Given exercise: Pull out every line of the listing below where "right" appears.

Data extracted from a collection:
= = = =
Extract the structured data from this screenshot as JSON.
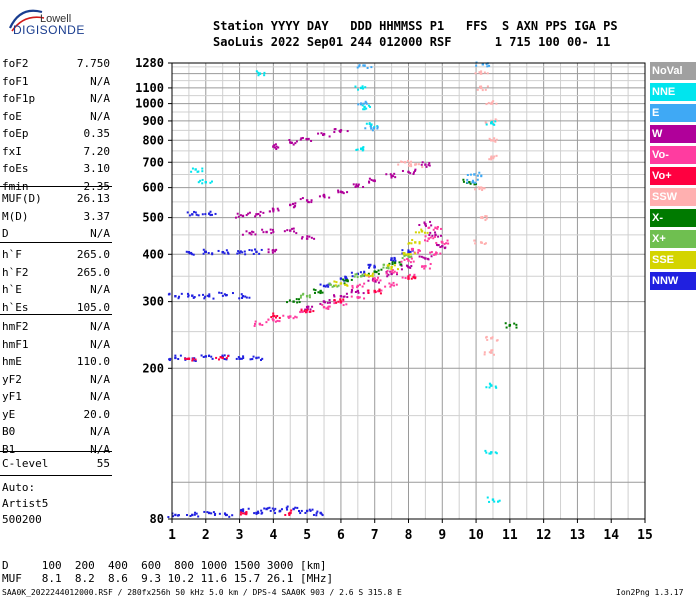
{
  "logo": {
    "top": "Lowell",
    "main": "DIGISONDE"
  },
  "header": {
    "line1": "Station YYYY DAY   DDD HHMMSS P1   FFS  S AXN PPS IGA PS",
    "line2": "SaoLuis 2022 Sep01 244 012000 RSF      1 715 100 00- 11"
  },
  "params_group1": [
    {
      "name": "foF2",
      "value": "7.750"
    },
    {
      "name": "foF1",
      "value": "N/A"
    },
    {
      "name": "foF1p",
      "value": "N/A"
    },
    {
      "name": "foE",
      "value": "N/A"
    },
    {
      "name": "foEp",
      "value": "0.35"
    },
    {
      "name": "fxI",
      "value": "7.20"
    },
    {
      "name": "foEs",
      "value": "3.10"
    },
    {
      "name": "fmin",
      "value": "2.35"
    }
  ],
  "params_group2": [
    {
      "name": "MUF(D)",
      "value": "26.13"
    },
    {
      "name": "M(D)",
      "value": "3.37"
    },
    {
      "name": "D",
      "value": "N/A"
    }
  ],
  "params_group3": [
    {
      "name": "h`F",
      "value": "265.0"
    },
    {
      "name": "h`F2",
      "value": "265.0"
    },
    {
      "name": "h`E",
      "value": "N/A"
    },
    {
      "name": "h`Es",
      "value": "105.0"
    }
  ],
  "params_group4": [
    {
      "name": "hmF2",
      "value": "N/A"
    },
    {
      "name": "hmF1",
      "value": "N/A"
    },
    {
      "name": "hmE",
      "value": "110.0"
    },
    {
      "name": "yF2",
      "value": "N/A"
    },
    {
      "name": "yF1",
      "value": "N/A"
    },
    {
      "name": "yE",
      "value": "20.0"
    },
    {
      "name": "B0",
      "value": "N/A"
    },
    {
      "name": "B1",
      "value": "N/A"
    }
  ],
  "params_group5": [
    {
      "name": "C-level",
      "value": "55"
    }
  ],
  "auto": {
    "line1": "Auto:",
    "line2": "Artist5",
    "line3": "500200"
  },
  "legend": [
    {
      "label": "NoVal",
      "color": "#a0a0a0"
    },
    {
      "label": "NNE",
      "color": "#00e5ee"
    },
    {
      "label": "E",
      "color": "#3fa9f5"
    },
    {
      "label": "W",
      "color": "#b0009a"
    },
    {
      "label": "Vo-",
      "color": "#ff3ca0"
    },
    {
      "label": "Vo+",
      "color": "#ff0040"
    },
    {
      "label": "SSW",
      "color": "#ffb0b0"
    },
    {
      "label": "X-",
      "color": "#007a00"
    },
    {
      "label": "X+",
      "color": "#6fbf50"
    },
    {
      "label": "SSE",
      "color": "#d4d400"
    },
    {
      "label": "NNW",
      "color": "#2020e0"
    }
  ],
  "muf_table": {
    "d_row": "D     100  200  400  600  800 1000 1500 3000 [km]",
    "muf_row": "MUF   8.1  8.2  8.6  9.3 10.2 11.6 15.7 26.1 [MHz]"
  },
  "footer": {
    "left": "SAA0K_2022244012000.RSF / 280fx256h 50 kHz 5.0 km / DPS-4 SAA0K 903 / 2.6 S 315.8 E",
    "right": "Ion2Png 1.3.17"
  },
  "chart_data": {
    "type": "scatter",
    "title": "",
    "xlabel": "",
    "ylabel": "",
    "xlim": [
      1,
      15
    ],
    "ylim": [
      80,
      1280
    ],
    "y_scale": "log",
    "x_ticks": [
      1,
      2,
      3,
      4,
      5,
      6,
      7,
      8,
      9,
      10,
      11,
      12,
      13,
      14,
      15
    ],
    "y_ticks": [
      80,
      200,
      300,
      400,
      500,
      600,
      700,
      800,
      900,
      1000,
      1100,
      1280
    ],
    "grid": true,
    "legend_position": "right",
    "series": [
      {
        "name": "NNW",
        "color": "#2020e0",
        "points": [
          [
            1.1,
            82
          ],
          [
            1.6,
            82
          ],
          [
            2.1,
            83
          ],
          [
            2.6,
            82
          ],
          [
            3.1,
            84
          ],
          [
            3.5,
            83
          ],
          [
            3.8,
            85
          ],
          [
            4.2,
            84
          ],
          [
            4.6,
            85
          ],
          [
            5.0,
            84
          ],
          [
            5.4,
            83
          ],
          [
            1.1,
            213
          ],
          [
            1.5,
            212
          ],
          [
            2.0,
            215
          ],
          [
            2.5,
            214
          ],
          [
            3.0,
            212
          ],
          [
            3.5,
            213
          ],
          [
            1.1,
            310
          ],
          [
            1.6,
            311
          ],
          [
            2.1,
            310
          ],
          [
            2.6,
            312
          ],
          [
            3.1,
            310
          ],
          [
            1.5,
            405
          ],
          [
            2.0,
            406
          ],
          [
            2.5,
            405
          ],
          [
            3.0,
            404
          ],
          [
            3.5,
            406
          ],
          [
            1.6,
            510
          ],
          [
            2.1,
            512
          ],
          [
            5.5,
            330
          ],
          [
            6.0,
            345
          ],
          [
            6.5,
            355
          ],
          [
            7.0,
            370
          ],
          [
            7.5,
            390
          ],
          [
            8.0,
            405
          ]
        ]
      },
      {
        "name": "W",
        "color": "#b0009a",
        "points": [
          [
            3.1,
            505
          ],
          [
            3.5,
            510
          ],
          [
            4.0,
            525
          ],
          [
            4.5,
            540
          ],
          [
            5.0,
            555
          ],
          [
            5.5,
            570
          ],
          [
            6.0,
            585
          ],
          [
            6.5,
            605
          ],
          [
            7.0,
            625
          ],
          [
            7.5,
            645
          ],
          [
            8.0,
            660
          ],
          [
            8.5,
            690
          ],
          [
            4.0,
            770
          ],
          [
            4.5,
            790
          ],
          [
            5.0,
            805
          ],
          [
            5.5,
            830
          ],
          [
            6.0,
            850
          ],
          [
            3.3,
            455
          ],
          [
            3.8,
            458
          ],
          [
            4.5,
            462
          ],
          [
            4.0,
            410
          ],
          [
            5.0,
            440
          ],
          [
            8.5,
            480
          ],
          [
            8.8,
            450
          ],
          [
            9.0,
            420
          ],
          [
            5.0,
            290
          ],
          [
            5.5,
            300
          ],
          [
            6.0,
            310
          ],
          [
            6.5,
            320
          ],
          [
            7.0,
            340
          ],
          [
            7.5,
            355
          ],
          [
            8.0,
            370
          ],
          [
            8.5,
            390
          ]
        ]
      },
      {
        "name": "Vo-",
        "color": "#ff3ca0",
        "points": [
          [
            3.6,
            262
          ],
          [
            4.0,
            268
          ],
          [
            4.5,
            274
          ],
          [
            5.0,
            282
          ],
          [
            5.5,
            290
          ],
          [
            6.0,
            298
          ],
          [
            6.5,
            308
          ],
          [
            7.0,
            318
          ],
          [
            7.5,
            332
          ],
          [
            8.0,
            348
          ],
          [
            8.5,
            372
          ],
          [
            8.8,
            400
          ],
          [
            9.0,
            430
          ],
          [
            6.5,
            330
          ],
          [
            7.0,
            345
          ],
          [
            7.5,
            360
          ],
          [
            8.0,
            385
          ],
          [
            8.3,
            410
          ],
          [
            8.6,
            440
          ],
          [
            8.8,
            470
          ]
        ]
      },
      {
        "name": "Vo+",
        "color": "#ff0040",
        "points": [
          [
            4.0,
            275
          ],
          [
            5.0,
            285
          ],
          [
            6.0,
            300
          ],
          [
            7.0,
            320
          ],
          [
            8.0,
            345
          ],
          [
            1.5,
            212
          ],
          [
            2.5,
            213
          ],
          [
            3.2,
            83
          ],
          [
            4.5,
            83
          ]
        ]
      },
      {
        "name": "SSW",
        "color": "#ffb0b0",
        "points": [
          [
            10.15,
            1200
          ],
          [
            10.15,
            1100
          ],
          [
            10.15,
            600
          ],
          [
            10.15,
            500
          ],
          [
            10.15,
            430
          ],
          [
            10.45,
            1000
          ],
          [
            10.45,
            900
          ],
          [
            10.45,
            800
          ],
          [
            10.45,
            720
          ],
          [
            10.45,
            240
          ],
          [
            10.45,
            220
          ],
          [
            7.9,
            700
          ],
          [
            8.2,
            690
          ]
        ]
      },
      {
        "name": "X-",
        "color": "#007a00",
        "points": [
          [
            4.6,
            300
          ],
          [
            5.4,
            320
          ],
          [
            6.2,
            340
          ],
          [
            7.0,
            360
          ],
          [
            7.6,
            380
          ],
          [
            9.8,
            620
          ],
          [
            11.0,
            260
          ]
        ]
      },
      {
        "name": "X+",
        "color": "#6fbf50",
        "points": [
          [
            5.0,
            310
          ],
          [
            5.8,
            330
          ],
          [
            6.6,
            350
          ],
          [
            7.4,
            372
          ],
          [
            8.0,
            395
          ]
        ]
      },
      {
        "name": "SSE",
        "color": "#d4d400",
        "points": [
          [
            6.0,
            335
          ],
          [
            6.8,
            352
          ],
          [
            7.5,
            370
          ],
          [
            8.0,
            400
          ],
          [
            8.2,
            430
          ],
          [
            8.4,
            460
          ]
        ]
      },
      {
        "name": "NNE",
        "color": "#00e5ee",
        "points": [
          [
            1.7,
            670
          ],
          [
            2.0,
            620
          ],
          [
            3.6,
            1200
          ],
          [
            6.6,
            1100
          ],
          [
            6.7,
            980
          ],
          [
            6.9,
            880
          ],
          [
            6.6,
            760
          ],
          [
            10.45,
            890
          ],
          [
            10.45,
            180
          ],
          [
            10.45,
            120
          ],
          [
            10.5,
            90
          ]
        ]
      },
      {
        "name": "E",
        "color": "#3fa9f5",
        "points": [
          [
            6.6,
            1000
          ],
          [
            6.9,
            860
          ],
          [
            9.9,
            620
          ],
          [
            9.95,
            650
          ],
          [
            6.7,
            1260
          ],
          [
            10.2,
            1270
          ]
        ]
      }
    ]
  }
}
= = = =
The result:
    "right": "Ion2Png 1.3.17"
    "legend_position": "right",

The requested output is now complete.